----- Record extracts -----

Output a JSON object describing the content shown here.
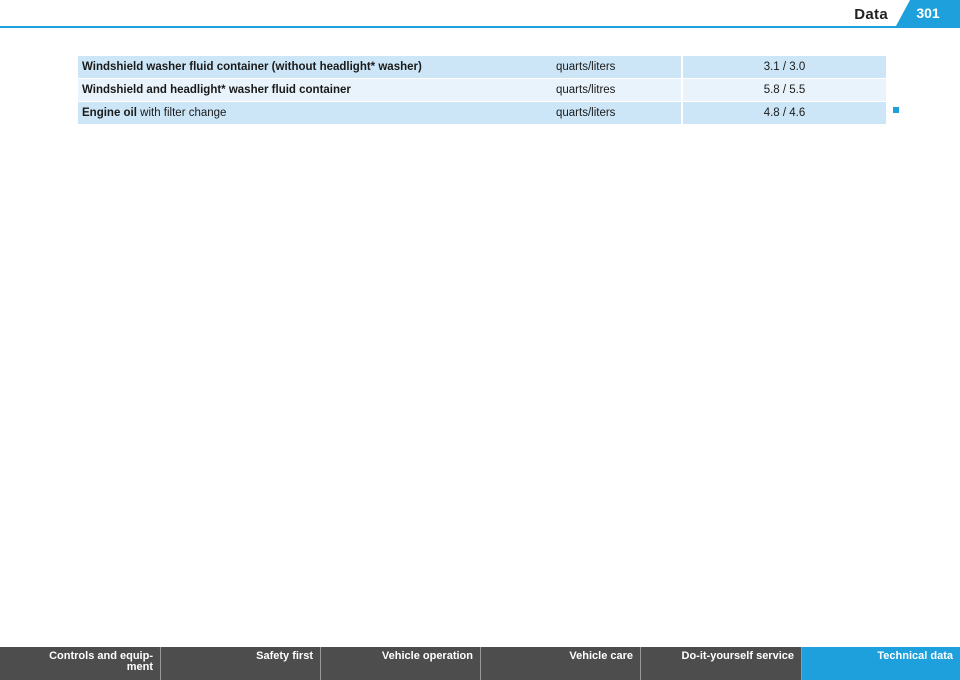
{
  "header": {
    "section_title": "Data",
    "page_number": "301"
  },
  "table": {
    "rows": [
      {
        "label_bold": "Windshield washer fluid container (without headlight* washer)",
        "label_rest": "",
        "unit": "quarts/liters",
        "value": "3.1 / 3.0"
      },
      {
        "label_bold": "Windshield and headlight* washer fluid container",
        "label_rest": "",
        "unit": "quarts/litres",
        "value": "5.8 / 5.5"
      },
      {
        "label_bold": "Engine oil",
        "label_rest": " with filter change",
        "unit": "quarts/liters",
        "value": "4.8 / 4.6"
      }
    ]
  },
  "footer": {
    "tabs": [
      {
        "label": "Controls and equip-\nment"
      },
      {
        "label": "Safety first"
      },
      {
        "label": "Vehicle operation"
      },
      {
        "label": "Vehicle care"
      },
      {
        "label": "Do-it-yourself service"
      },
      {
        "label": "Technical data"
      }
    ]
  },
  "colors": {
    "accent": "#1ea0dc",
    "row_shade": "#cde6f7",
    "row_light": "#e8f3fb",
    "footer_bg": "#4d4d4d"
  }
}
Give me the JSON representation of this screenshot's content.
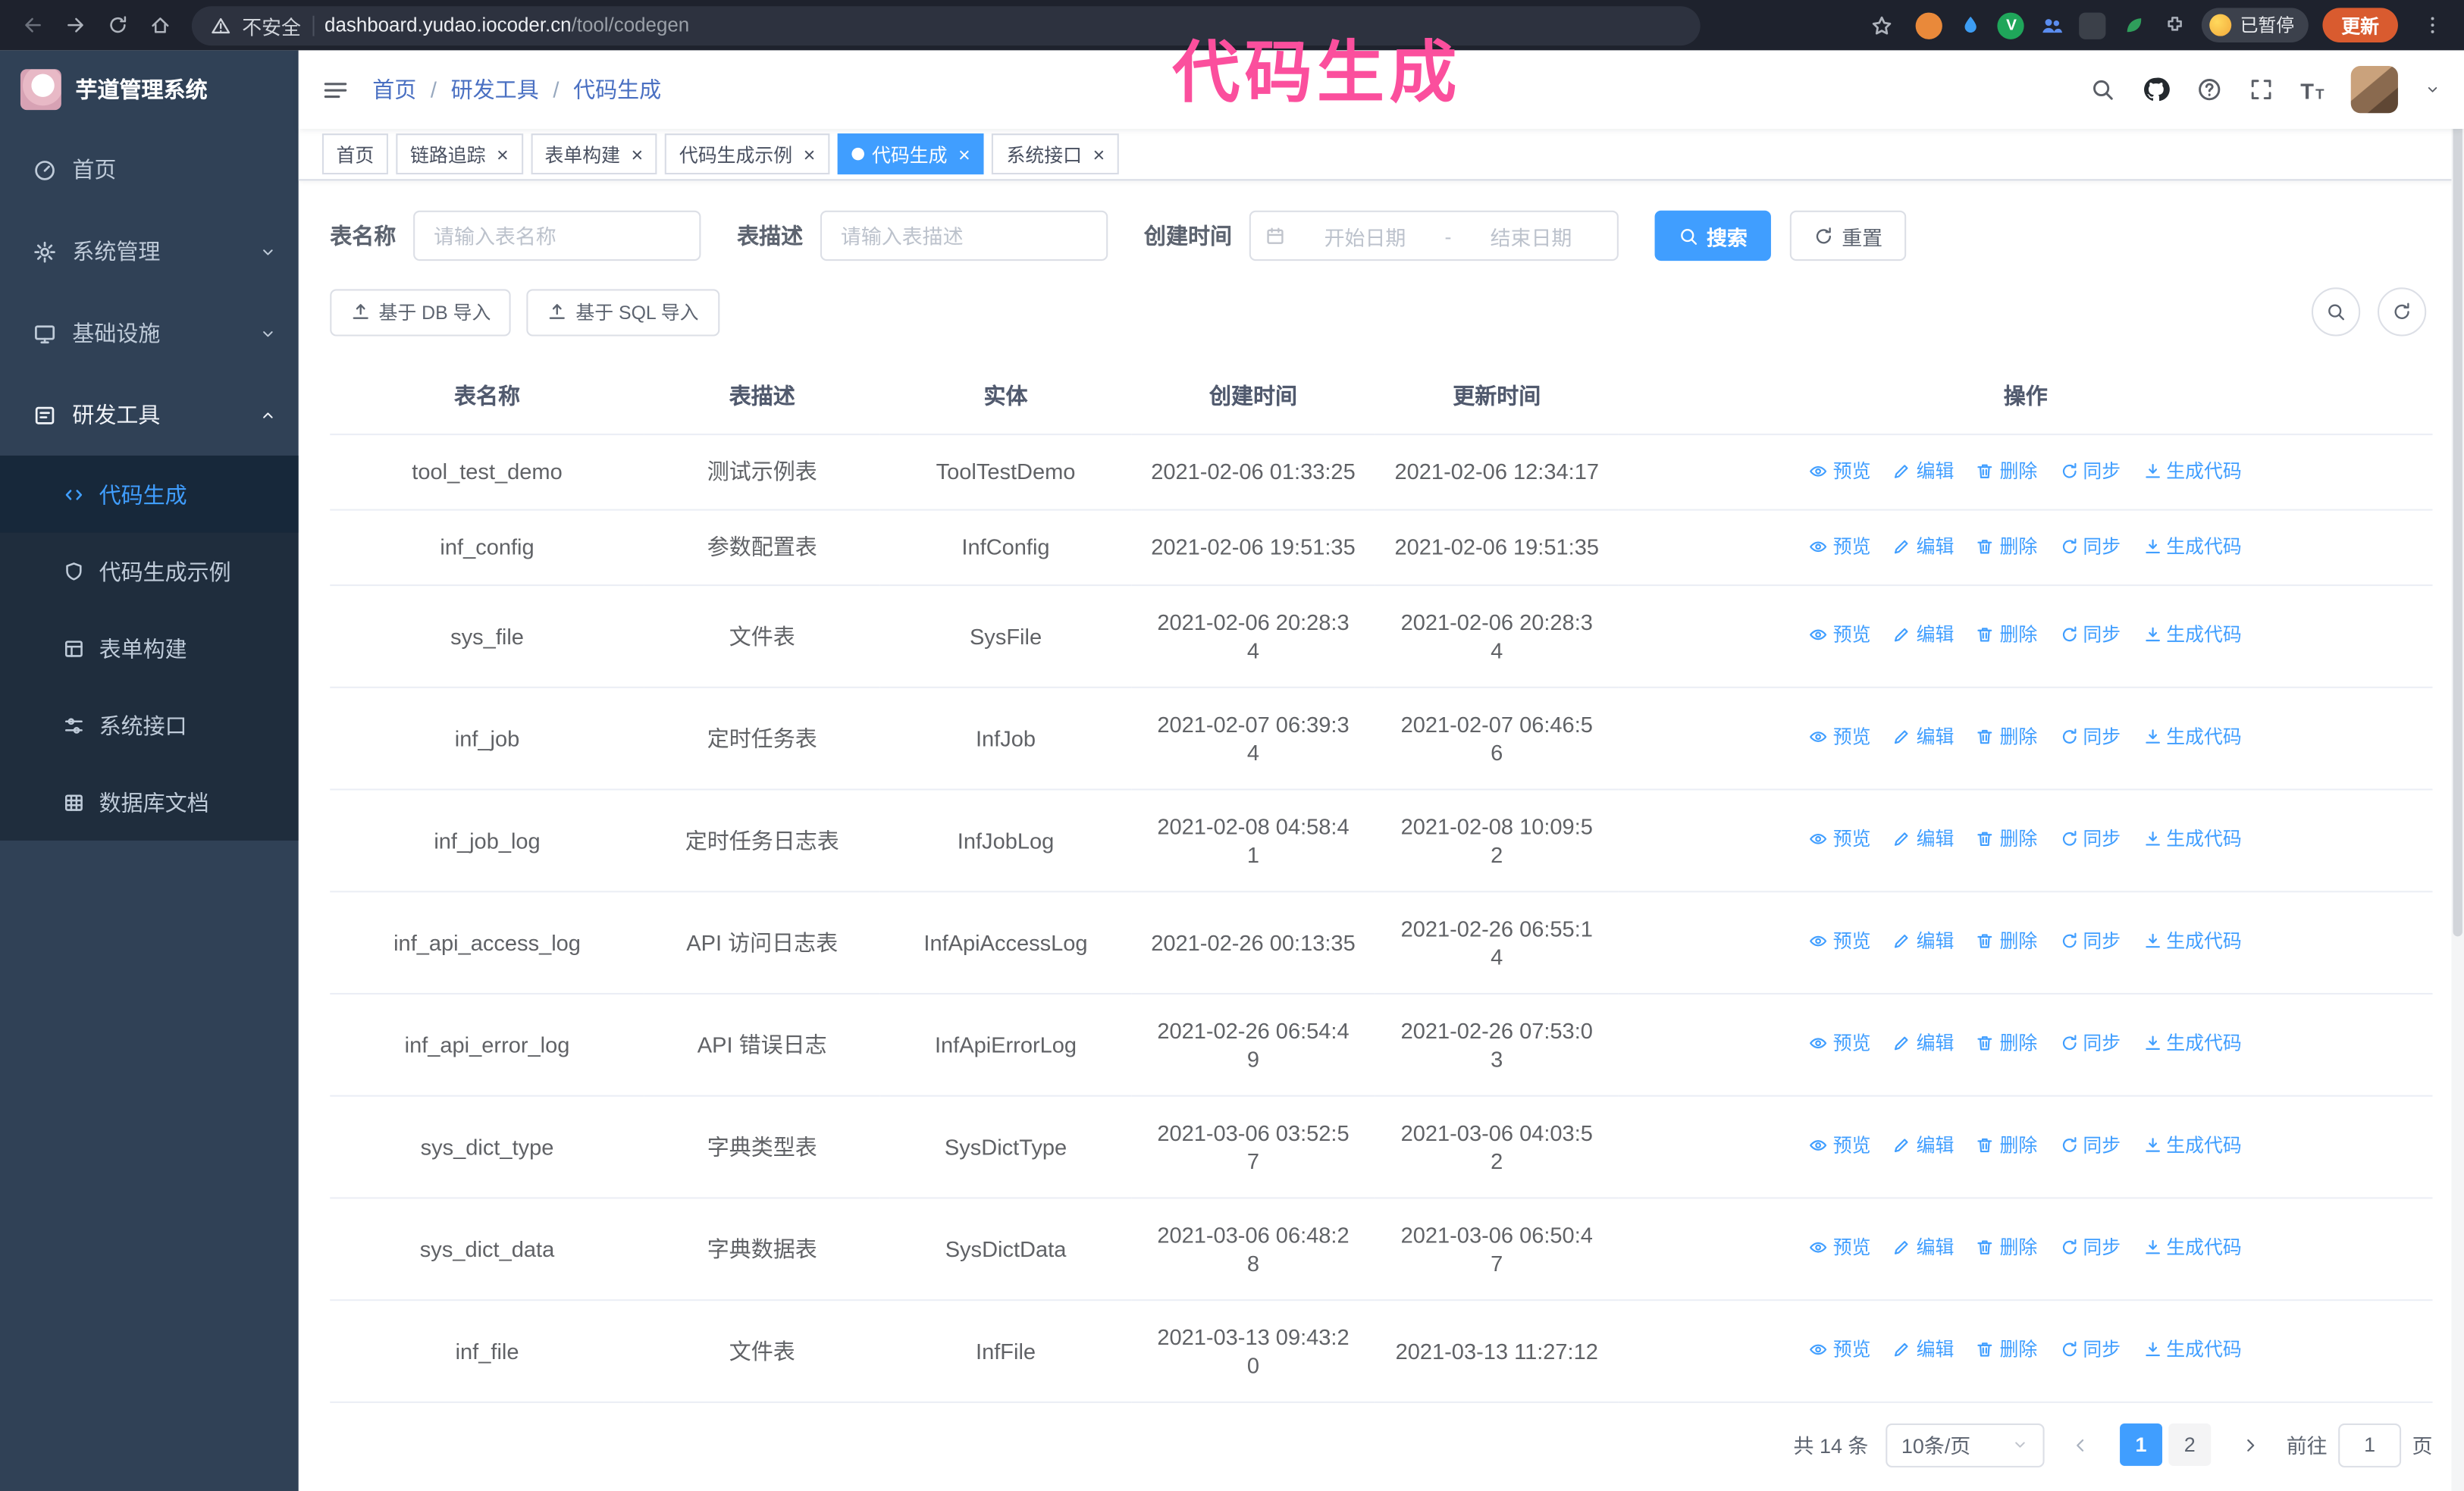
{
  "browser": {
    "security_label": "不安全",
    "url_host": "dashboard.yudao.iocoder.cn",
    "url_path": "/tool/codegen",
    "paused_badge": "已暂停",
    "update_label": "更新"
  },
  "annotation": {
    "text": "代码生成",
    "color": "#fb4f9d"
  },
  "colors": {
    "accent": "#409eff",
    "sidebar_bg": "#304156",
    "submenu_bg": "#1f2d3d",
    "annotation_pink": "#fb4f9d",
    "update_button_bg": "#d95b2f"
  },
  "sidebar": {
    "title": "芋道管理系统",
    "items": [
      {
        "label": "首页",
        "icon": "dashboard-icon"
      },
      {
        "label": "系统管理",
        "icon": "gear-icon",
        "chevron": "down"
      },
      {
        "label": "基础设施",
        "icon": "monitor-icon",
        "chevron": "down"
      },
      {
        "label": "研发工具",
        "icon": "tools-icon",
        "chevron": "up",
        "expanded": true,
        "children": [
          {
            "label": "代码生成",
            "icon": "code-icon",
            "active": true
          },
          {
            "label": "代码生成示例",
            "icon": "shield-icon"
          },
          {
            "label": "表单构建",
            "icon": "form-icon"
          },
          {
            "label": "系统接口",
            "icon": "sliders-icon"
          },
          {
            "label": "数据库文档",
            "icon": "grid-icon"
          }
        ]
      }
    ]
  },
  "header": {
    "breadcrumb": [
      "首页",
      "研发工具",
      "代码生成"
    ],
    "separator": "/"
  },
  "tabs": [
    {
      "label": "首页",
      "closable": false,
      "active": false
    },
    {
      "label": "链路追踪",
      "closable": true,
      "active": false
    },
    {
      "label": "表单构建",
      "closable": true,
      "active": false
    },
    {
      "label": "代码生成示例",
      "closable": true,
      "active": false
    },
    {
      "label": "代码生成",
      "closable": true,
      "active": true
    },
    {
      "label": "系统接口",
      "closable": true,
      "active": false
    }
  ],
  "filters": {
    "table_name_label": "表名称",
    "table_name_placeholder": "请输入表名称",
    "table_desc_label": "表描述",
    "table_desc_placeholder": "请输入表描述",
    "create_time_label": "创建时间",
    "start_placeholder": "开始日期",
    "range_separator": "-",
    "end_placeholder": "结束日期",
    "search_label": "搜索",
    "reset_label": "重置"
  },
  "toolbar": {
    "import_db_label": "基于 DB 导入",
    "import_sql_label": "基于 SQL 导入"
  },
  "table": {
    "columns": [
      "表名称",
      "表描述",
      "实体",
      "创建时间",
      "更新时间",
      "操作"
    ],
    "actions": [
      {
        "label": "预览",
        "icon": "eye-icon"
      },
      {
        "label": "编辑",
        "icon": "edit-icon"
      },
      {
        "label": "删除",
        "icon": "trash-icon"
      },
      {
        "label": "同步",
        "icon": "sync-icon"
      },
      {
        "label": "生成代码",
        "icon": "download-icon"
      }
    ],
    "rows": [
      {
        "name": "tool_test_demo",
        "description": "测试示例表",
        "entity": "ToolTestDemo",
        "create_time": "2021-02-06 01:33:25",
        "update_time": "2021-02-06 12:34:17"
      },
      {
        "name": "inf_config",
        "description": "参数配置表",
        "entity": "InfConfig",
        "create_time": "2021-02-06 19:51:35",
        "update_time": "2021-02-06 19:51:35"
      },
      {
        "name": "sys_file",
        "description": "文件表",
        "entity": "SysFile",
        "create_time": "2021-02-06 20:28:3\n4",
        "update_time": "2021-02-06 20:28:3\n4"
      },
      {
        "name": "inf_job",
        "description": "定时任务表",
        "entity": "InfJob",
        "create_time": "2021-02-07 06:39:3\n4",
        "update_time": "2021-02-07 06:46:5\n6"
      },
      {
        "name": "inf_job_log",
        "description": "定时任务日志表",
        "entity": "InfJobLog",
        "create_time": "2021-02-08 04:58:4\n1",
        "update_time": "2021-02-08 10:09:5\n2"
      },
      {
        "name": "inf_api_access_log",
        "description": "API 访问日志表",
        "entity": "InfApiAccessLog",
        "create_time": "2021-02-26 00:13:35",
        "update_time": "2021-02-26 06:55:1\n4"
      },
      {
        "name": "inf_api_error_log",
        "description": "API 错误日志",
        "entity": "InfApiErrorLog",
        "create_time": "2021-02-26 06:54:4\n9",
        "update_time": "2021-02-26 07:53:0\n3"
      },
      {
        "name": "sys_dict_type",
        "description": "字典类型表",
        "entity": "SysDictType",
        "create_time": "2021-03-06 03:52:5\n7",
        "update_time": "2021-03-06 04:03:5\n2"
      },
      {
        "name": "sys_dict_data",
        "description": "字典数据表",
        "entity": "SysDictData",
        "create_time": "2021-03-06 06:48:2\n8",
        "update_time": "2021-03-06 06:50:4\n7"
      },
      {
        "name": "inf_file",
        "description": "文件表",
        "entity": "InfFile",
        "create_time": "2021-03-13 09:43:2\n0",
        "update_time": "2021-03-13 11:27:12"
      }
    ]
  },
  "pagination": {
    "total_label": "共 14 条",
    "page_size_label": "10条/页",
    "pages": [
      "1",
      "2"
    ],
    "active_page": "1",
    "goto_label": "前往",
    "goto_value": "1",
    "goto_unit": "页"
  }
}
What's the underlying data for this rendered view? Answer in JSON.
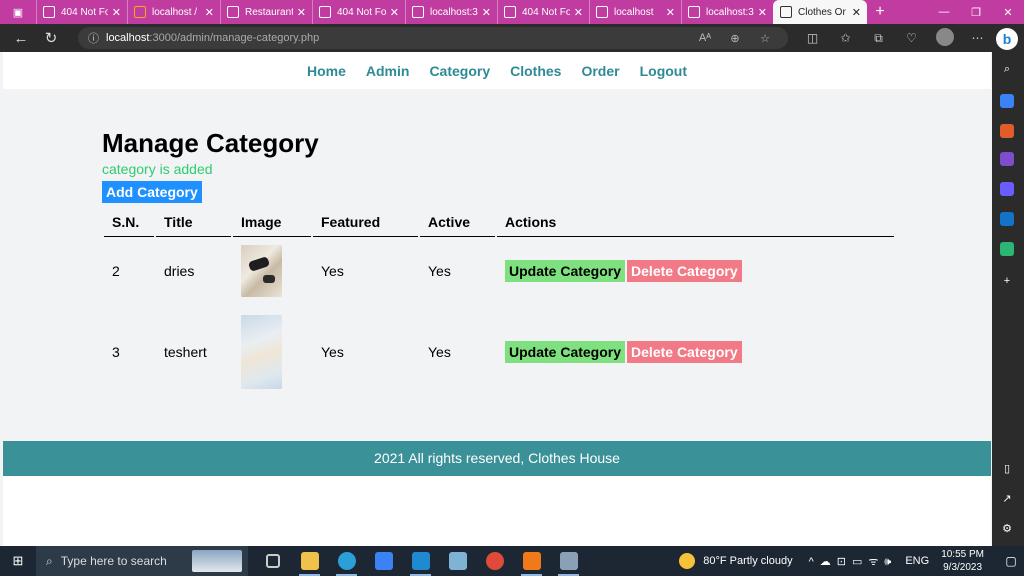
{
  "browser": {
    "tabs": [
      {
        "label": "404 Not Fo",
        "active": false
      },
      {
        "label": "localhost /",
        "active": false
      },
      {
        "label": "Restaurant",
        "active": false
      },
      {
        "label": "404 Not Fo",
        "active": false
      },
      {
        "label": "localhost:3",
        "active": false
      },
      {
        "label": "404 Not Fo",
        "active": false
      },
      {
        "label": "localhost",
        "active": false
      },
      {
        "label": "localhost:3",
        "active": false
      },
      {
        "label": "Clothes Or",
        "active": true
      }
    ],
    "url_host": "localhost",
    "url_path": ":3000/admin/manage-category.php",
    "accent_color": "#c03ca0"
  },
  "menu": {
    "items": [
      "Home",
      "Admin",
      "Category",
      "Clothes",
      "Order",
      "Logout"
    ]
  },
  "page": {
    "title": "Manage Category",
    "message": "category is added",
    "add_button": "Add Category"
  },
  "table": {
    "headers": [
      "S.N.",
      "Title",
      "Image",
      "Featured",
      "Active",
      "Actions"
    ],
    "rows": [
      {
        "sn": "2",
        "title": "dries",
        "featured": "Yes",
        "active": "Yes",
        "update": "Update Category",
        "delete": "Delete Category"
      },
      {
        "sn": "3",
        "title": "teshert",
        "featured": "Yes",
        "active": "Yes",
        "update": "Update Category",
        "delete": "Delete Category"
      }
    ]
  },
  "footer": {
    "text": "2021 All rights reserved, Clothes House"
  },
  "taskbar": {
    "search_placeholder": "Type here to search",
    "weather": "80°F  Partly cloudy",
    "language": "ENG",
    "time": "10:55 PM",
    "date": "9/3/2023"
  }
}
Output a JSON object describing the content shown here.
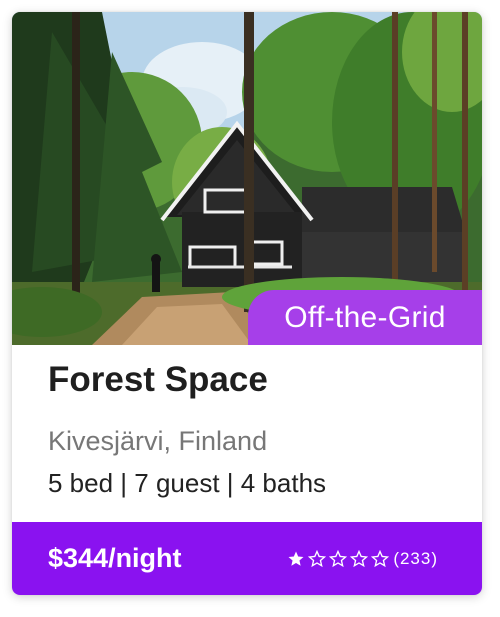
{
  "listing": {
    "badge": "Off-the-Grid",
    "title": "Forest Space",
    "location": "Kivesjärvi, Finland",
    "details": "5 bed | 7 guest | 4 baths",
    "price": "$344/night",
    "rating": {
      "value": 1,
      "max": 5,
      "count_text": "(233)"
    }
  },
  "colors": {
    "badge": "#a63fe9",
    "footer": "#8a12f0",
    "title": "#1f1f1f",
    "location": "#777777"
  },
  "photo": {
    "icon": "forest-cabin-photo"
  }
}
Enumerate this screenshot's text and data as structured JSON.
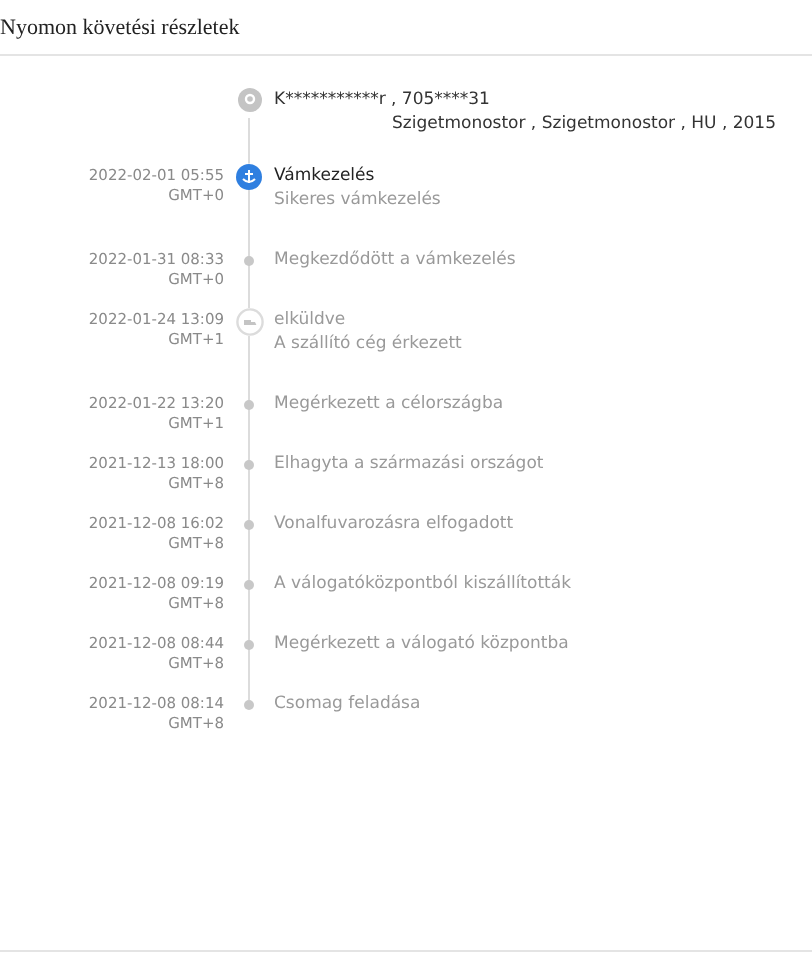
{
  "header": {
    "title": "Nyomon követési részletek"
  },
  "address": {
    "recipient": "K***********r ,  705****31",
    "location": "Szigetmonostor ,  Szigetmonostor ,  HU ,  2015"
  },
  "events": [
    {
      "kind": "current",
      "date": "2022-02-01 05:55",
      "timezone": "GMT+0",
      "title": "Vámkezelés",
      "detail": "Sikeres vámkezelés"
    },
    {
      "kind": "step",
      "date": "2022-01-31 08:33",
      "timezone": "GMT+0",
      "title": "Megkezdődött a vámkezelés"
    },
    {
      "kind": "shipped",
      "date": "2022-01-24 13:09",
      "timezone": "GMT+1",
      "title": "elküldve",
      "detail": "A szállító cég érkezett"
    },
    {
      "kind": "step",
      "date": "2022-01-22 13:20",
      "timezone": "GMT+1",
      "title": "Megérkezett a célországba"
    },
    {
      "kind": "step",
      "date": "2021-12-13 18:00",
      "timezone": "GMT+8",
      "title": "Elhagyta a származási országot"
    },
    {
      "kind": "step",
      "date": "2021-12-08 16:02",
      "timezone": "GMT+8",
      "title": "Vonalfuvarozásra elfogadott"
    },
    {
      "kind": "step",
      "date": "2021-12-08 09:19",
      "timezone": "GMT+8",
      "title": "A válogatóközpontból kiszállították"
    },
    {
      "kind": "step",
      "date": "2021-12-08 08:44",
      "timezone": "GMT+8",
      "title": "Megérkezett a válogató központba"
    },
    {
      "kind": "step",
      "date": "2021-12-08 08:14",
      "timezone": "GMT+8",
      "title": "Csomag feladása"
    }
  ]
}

-----

Aim of the task ::
Scan the records above for the string "Megérkezett", then report every line that contains it.

Full answer ::
      "title": "Megérkezett a célországba"
      "title": "Megérkezett a válogató központba"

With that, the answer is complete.